(Direction)
Please identify every line of the rows below that holds the string "legend" and copy each of those lines in full.

(Records)
========================================================================
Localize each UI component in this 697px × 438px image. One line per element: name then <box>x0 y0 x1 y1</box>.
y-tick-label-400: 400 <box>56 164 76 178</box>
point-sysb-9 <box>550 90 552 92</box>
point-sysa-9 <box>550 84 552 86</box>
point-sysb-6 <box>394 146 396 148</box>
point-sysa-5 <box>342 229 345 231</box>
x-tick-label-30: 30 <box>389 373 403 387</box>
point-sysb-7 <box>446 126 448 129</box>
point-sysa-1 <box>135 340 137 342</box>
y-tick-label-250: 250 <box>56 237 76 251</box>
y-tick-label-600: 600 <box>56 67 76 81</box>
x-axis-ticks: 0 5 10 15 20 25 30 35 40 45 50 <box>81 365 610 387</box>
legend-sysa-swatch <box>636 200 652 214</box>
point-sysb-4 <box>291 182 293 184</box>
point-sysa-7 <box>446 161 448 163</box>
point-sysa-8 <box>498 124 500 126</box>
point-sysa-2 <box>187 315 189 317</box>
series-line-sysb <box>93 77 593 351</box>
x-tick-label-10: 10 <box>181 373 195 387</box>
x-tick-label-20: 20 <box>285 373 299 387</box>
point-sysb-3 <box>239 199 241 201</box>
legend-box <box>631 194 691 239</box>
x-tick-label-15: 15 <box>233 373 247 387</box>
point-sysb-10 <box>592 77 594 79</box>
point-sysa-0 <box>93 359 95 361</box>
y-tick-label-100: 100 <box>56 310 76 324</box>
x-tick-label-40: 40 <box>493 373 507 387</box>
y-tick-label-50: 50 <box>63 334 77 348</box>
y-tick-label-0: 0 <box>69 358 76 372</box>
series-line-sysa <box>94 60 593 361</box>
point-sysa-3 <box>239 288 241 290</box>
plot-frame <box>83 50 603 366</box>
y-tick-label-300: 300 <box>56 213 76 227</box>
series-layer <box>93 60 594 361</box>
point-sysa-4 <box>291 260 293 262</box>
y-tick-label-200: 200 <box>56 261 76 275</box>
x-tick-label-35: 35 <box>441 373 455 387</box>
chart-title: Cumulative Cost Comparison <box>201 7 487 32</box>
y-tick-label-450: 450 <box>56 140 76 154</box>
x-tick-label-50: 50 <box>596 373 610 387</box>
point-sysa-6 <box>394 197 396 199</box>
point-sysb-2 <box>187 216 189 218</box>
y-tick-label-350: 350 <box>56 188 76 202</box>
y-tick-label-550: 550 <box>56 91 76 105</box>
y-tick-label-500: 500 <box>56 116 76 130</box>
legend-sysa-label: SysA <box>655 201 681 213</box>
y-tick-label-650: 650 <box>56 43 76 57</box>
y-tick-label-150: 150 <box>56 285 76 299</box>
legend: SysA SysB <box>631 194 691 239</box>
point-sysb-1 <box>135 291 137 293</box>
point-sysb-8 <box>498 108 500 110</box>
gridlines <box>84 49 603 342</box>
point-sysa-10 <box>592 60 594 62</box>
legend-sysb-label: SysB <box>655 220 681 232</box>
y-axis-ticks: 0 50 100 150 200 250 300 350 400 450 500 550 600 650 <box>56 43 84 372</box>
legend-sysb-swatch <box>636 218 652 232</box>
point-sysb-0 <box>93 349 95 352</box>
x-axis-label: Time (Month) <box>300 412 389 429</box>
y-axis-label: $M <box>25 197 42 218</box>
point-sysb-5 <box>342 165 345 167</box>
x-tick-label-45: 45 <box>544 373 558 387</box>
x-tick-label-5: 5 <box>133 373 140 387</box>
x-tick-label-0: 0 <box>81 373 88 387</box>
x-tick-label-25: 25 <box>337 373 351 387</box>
========================================================================
(Output of the task)
legend-sysa-swatch <box>636 200 652 214</box>
legend-box <box>631 194 691 239</box>
legend-sysa-label: SysA <box>655 201 681 213</box>
legend: SysA SysB <box>631 194 691 239</box>
legend-sysb-label: SysB <box>655 220 681 232</box>
legend-sysb-swatch <box>636 218 652 232</box>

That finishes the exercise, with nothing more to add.